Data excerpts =
┌────────
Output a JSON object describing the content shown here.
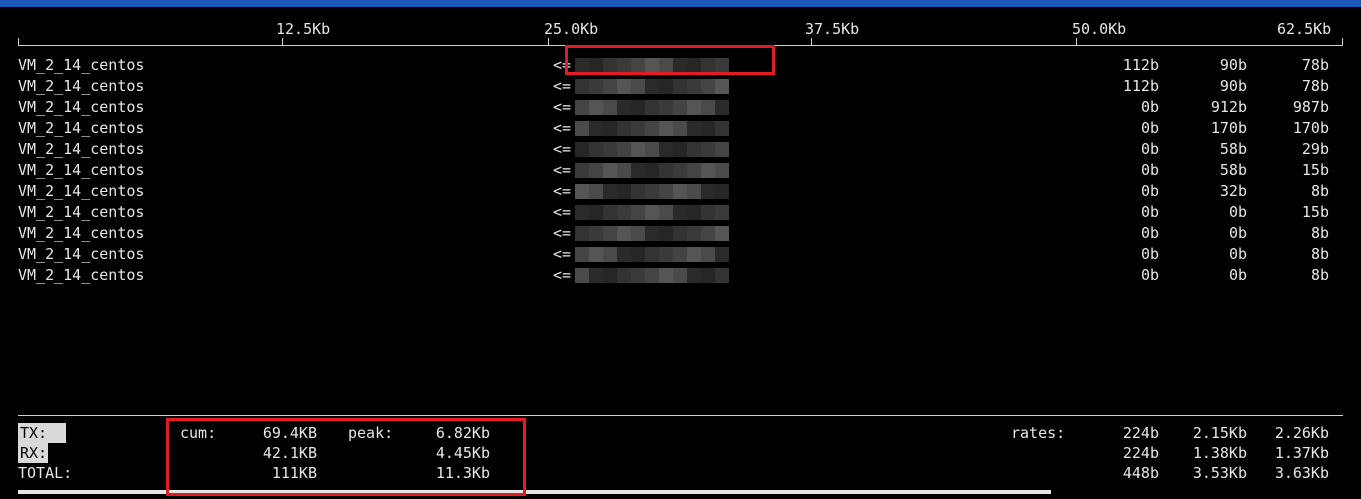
{
  "scale": {
    "labels": [
      "12.5Kb",
      "25.0Kb",
      "37.5Kb",
      "50.0Kb",
      "62.5Kb"
    ]
  },
  "rows": [
    {
      "host": "VM_2_14_centos",
      "arrow": "<=",
      "r2": "112b",
      "r10": "90b",
      "r40": "78b"
    },
    {
      "host": "VM_2_14_centos",
      "arrow": "<=",
      "r2": "112b",
      "r10": "90b",
      "r40": "78b"
    },
    {
      "host": "VM_2_14_centos",
      "arrow": "<=",
      "r2": "0b",
      "r10": "912b",
      "r40": "987b"
    },
    {
      "host": "VM_2_14_centos",
      "arrow": "<=",
      "r2": "0b",
      "r10": "170b",
      "r40": "170b"
    },
    {
      "host": "VM_2_14_centos",
      "arrow": "<=",
      "r2": "0b",
      "r10": "58b",
      "r40": "29b"
    },
    {
      "host": "VM_2_14_centos",
      "arrow": "<=",
      "r2": "0b",
      "r10": "58b",
      "r40": "15b"
    },
    {
      "host": "VM_2_14_centos",
      "arrow": "<=",
      "r2": "0b",
      "r10": "32b",
      "r40": "8b"
    },
    {
      "host": "VM_2_14_centos",
      "arrow": "<=",
      "r2": "0b",
      "r10": "0b",
      "r40": "15b"
    },
    {
      "host": "VM_2_14_centos",
      "arrow": "<=",
      "r2": "0b",
      "r10": "0b",
      "r40": "8b"
    },
    {
      "host": "VM_2_14_centos",
      "arrow": "<=",
      "r2": "0b",
      "r10": "0b",
      "r40": "8b"
    },
    {
      "host": "VM_2_14_centos",
      "arrow": "<=",
      "r2": "0b",
      "r10": "0b",
      "r40": "8b"
    }
  ],
  "summary": {
    "labels": {
      "cum": "cum:",
      "peak": "peak:",
      "rates": "rates:"
    },
    "tx": {
      "label": "TX:",
      "cum": "69.4KB",
      "peak": "6.82Kb",
      "r2": "224b",
      "r10": "2.15Kb",
      "r40": "2.26Kb"
    },
    "rx": {
      "label": "RX:",
      "cum": "42.1KB",
      "peak": "4.45Kb",
      "r2": "224b",
      "r10": "1.38Kb",
      "r40": "1.37Kb"
    },
    "total": {
      "label": "TOTAL:",
      "cum": "111KB",
      "peak": "11.3Kb",
      "r2": "448b",
      "r10": "3.53Kb",
      "r40": "3.63Kb"
    }
  },
  "colors": {
    "annotation": "#e31b23",
    "titlebar": "#1b58b6",
    "background": "#000000"
  }
}
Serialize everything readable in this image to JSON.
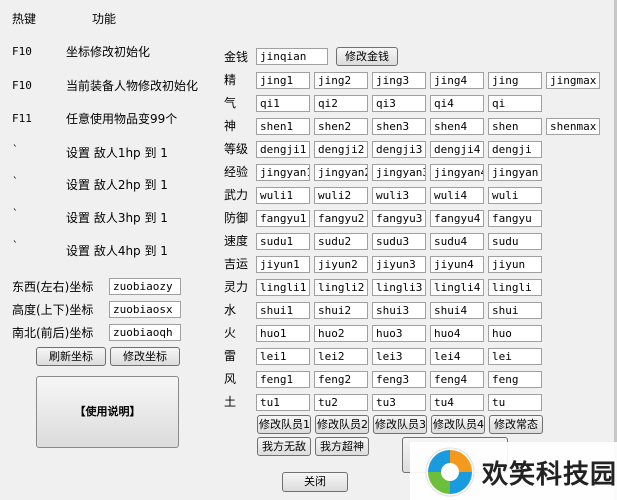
{
  "header": {
    "hotkey": "热键",
    "function": "功能"
  },
  "hotkeys": [
    {
      "key": "F10",
      "desc": "坐标修改初始化"
    },
    {
      "key": "F10",
      "desc": "当前装备人物修改初始化"
    },
    {
      "key": "F11",
      "desc": "任意使用物品变99个"
    },
    {
      "key": "`",
      "desc": "设置 敌人1hp 到 1"
    },
    {
      "key": "`",
      "desc": "设置 敌人2hp 到 1"
    },
    {
      "key": "`",
      "desc": "设置 敌人3hp 到 1"
    },
    {
      "key": "`",
      "desc": "设置 敌人4hp 到 1"
    }
  ],
  "coords": [
    {
      "label": "东西(左右)坐标",
      "value": "zuobiaozy"
    },
    {
      "label": "高度(上下)坐标",
      "value": "zuobiaosx"
    },
    {
      "label": "南北(前后)坐标",
      "value": "zuobiaoqh"
    }
  ],
  "buttons": {
    "refresh_coords": "刷新坐标",
    "modify_coords": "修改坐标",
    "instructions": "【使用说明】",
    "modify_money": "修改金钱",
    "close": "关闭",
    "modify_member1": "修改队员1",
    "modify_member2": "修改队员2",
    "modify_member3": "修改队员3",
    "modify_member4": "修改队员4",
    "modify_state": "修改常态",
    "invincible": "我方无敌",
    "super_god": "我方超神"
  },
  "money": {
    "label": "金钱",
    "value": "jinqian"
  },
  "stats": [
    {
      "label": "精",
      "values": [
        "jing1",
        "jing2",
        "jing3",
        "jing4",
        "jing",
        "jingmax"
      ]
    },
    {
      "label": "气",
      "values": [
        "qi1",
        "qi2",
        "qi3",
        "qi4",
        "qi"
      ]
    },
    {
      "label": "神",
      "values": [
        "shen1",
        "shen2",
        "shen3",
        "shen4",
        "shen",
        "shenmax"
      ]
    },
    {
      "label": "等级",
      "values": [
        "dengji1",
        "dengji2",
        "dengji3",
        "dengji4",
        "dengji"
      ]
    },
    {
      "label": "经验",
      "values": [
        "jingyan1",
        "jingyan2",
        "jingyan3",
        "jingyan4",
        "jingyan"
      ]
    },
    {
      "label": "武力",
      "values": [
        "wuli1",
        "wuli2",
        "wuli3",
        "wuli4",
        "wuli"
      ]
    },
    {
      "label": "防御",
      "values": [
        "fangyu1",
        "fangyu2",
        "fangyu3",
        "fangyu4",
        "fangyu"
      ]
    },
    {
      "label": "速度",
      "values": [
        "sudu1",
        "sudu2",
        "sudu3",
        "sudu4",
        "sudu"
      ]
    },
    {
      "label": "吉运",
      "values": [
        "jiyun1",
        "jiyun2",
        "jiyun3",
        "jiyun4",
        "jiyun"
      ]
    },
    {
      "label": "灵力",
      "values": [
        "lingli1",
        "lingli2",
        "lingli3",
        "lingli4",
        "lingli"
      ]
    },
    {
      "label": "水",
      "values": [
        "shui1",
        "shui2",
        "shui3",
        "shui4",
        "shui"
      ]
    },
    {
      "label": "火",
      "values": [
        "huo1",
        "huo2",
        "huo3",
        "huo4",
        "huo"
      ]
    },
    {
      "label": "雷",
      "values": [
        "lei1",
        "lei2",
        "lei3",
        "lei4",
        "lei"
      ]
    },
    {
      "label": "风",
      "values": [
        "feng1",
        "feng2",
        "feng3",
        "feng4",
        "feng"
      ]
    },
    {
      "label": "土",
      "values": [
        "tu1",
        "tu2",
        "tu3",
        "tu4",
        "tu"
      ]
    }
  ],
  "watermark": {
    "text": "欢笑科技园",
    "colors": {
      "orange": "#f39a1e",
      "blue": "#1a9be0",
      "green": "#6cbf3a"
    }
  }
}
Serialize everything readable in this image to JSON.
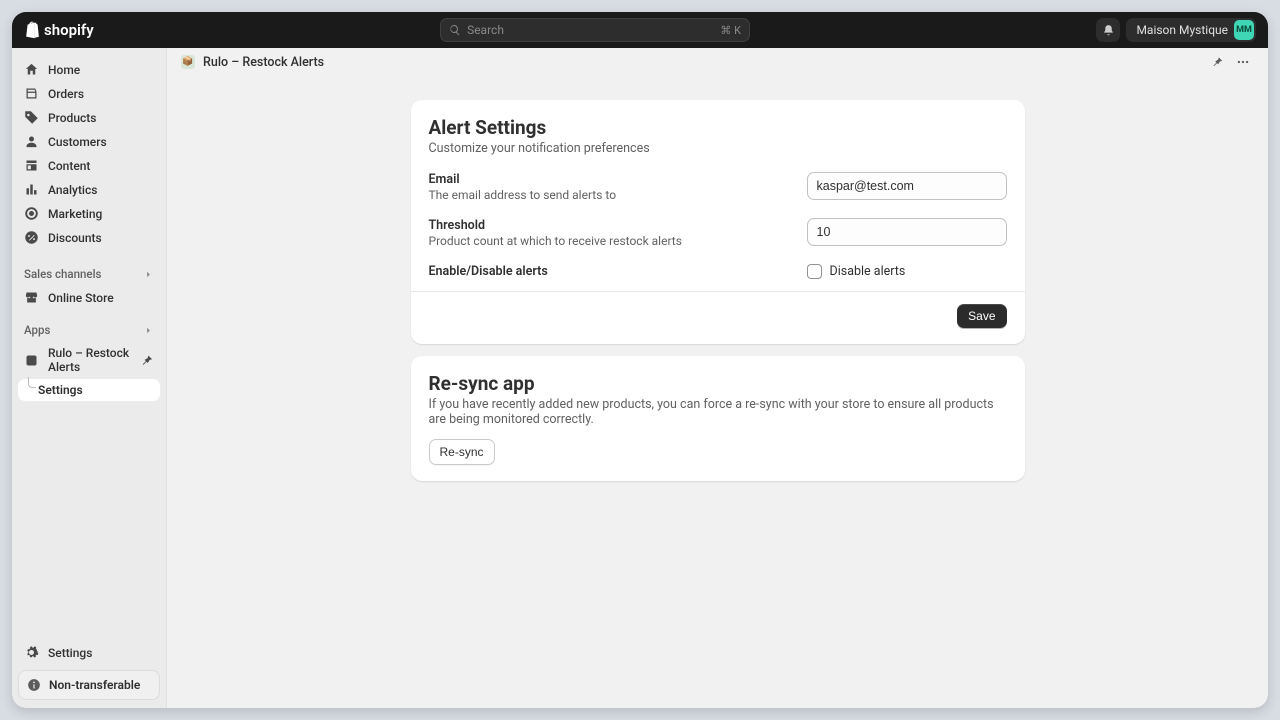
{
  "topbar": {
    "search_placeholder": "Search",
    "search_shortcut": "⌘ K",
    "store_name": "Maison Mystique",
    "store_initials": "MM"
  },
  "sidebar": {
    "nav": [
      {
        "label": "Home"
      },
      {
        "label": "Orders"
      },
      {
        "label": "Products"
      },
      {
        "label": "Customers"
      },
      {
        "label": "Content"
      },
      {
        "label": "Analytics"
      },
      {
        "label": "Marketing"
      },
      {
        "label": "Discounts"
      }
    ],
    "sales_channels_heading": "Sales channels",
    "online_store_label": "Online Store",
    "apps_heading": "Apps",
    "app_name": "Rulo – Restock Alerts",
    "app_sub_settings": "Settings",
    "bottom_settings": "Settings",
    "non_transferable": "Non-transferable"
  },
  "header": {
    "title": "Rulo – Restock Alerts"
  },
  "alert_card": {
    "title": "Alert Settings",
    "subtitle": "Customize your notification preferences",
    "email_label": "Email",
    "email_help": "The email address to send alerts to",
    "email_value": "kaspar@test.com",
    "threshold_label": "Threshold",
    "threshold_help": "Product count at which to receive restock alerts",
    "threshold_value": "10",
    "enable_label": "Enable/Disable alerts",
    "checkbox_label": "Disable alerts",
    "save_label": "Save"
  },
  "resync_card": {
    "title": "Re-sync app",
    "subtitle": "If you have recently added new products, you can force a re-sync with your store to ensure all products are being monitored correctly.",
    "button_label": "Re-sync"
  }
}
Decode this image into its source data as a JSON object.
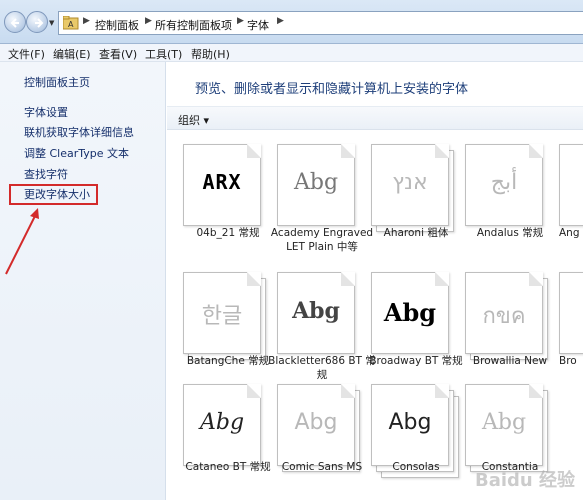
{
  "address_bar": {
    "crumbs": [
      "控制面板",
      "所有控制面板项",
      "字体"
    ]
  },
  "menu": {
    "items": [
      "文件(F)",
      "编辑(E)",
      "查看(V)",
      "工具(T)",
      "帮助(H)"
    ]
  },
  "left_panel": {
    "home": "控制面板主页",
    "links": [
      "字体设置",
      "联机获取字体详细信息",
      "调整 ClearType 文本",
      "查找字符",
      "更改字体大小"
    ]
  },
  "main": {
    "heading": "预览、删除或者显示和隐藏计算机上安装的字体",
    "organize": "组织 ▾",
    "fonts": [
      {
        "name": "04b_21 常规",
        "sample": "ARX"
      },
      {
        "name": "Academy Engraved LET Plain 中等",
        "sample": "Abg"
      },
      {
        "name": "Aharoni 粗体",
        "sample": "אנץ"
      },
      {
        "name": "Andalus 常规",
        "sample": "أبج"
      },
      {
        "name": "Ang",
        "sample": ""
      },
      {
        "name": "BatangChe 常规",
        "sample": "한글"
      },
      {
        "name": "Blackletter686 BT 常规",
        "sample": "Abg"
      },
      {
        "name": "Broadway BT 常规",
        "sample": "Abg"
      },
      {
        "name": "Browallia New",
        "sample": "กขค"
      },
      {
        "name": "Bro",
        "sample": ""
      },
      {
        "name": "Cataneo BT 常规",
        "sample": "Abg"
      },
      {
        "name": "Comic Sans MS",
        "sample": "Abg"
      },
      {
        "name": "Consolas",
        "sample": "Abg"
      },
      {
        "name": "Constantia",
        "sample": "Abg"
      }
    ]
  },
  "watermark": "Baidu 经验"
}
└────────
What to do = Display every line of the listing that contains the string "Disable".

Exercise solution =
    "enable_label": "Enable/Disable alerts",
    "checkbox_label": "Disable alerts",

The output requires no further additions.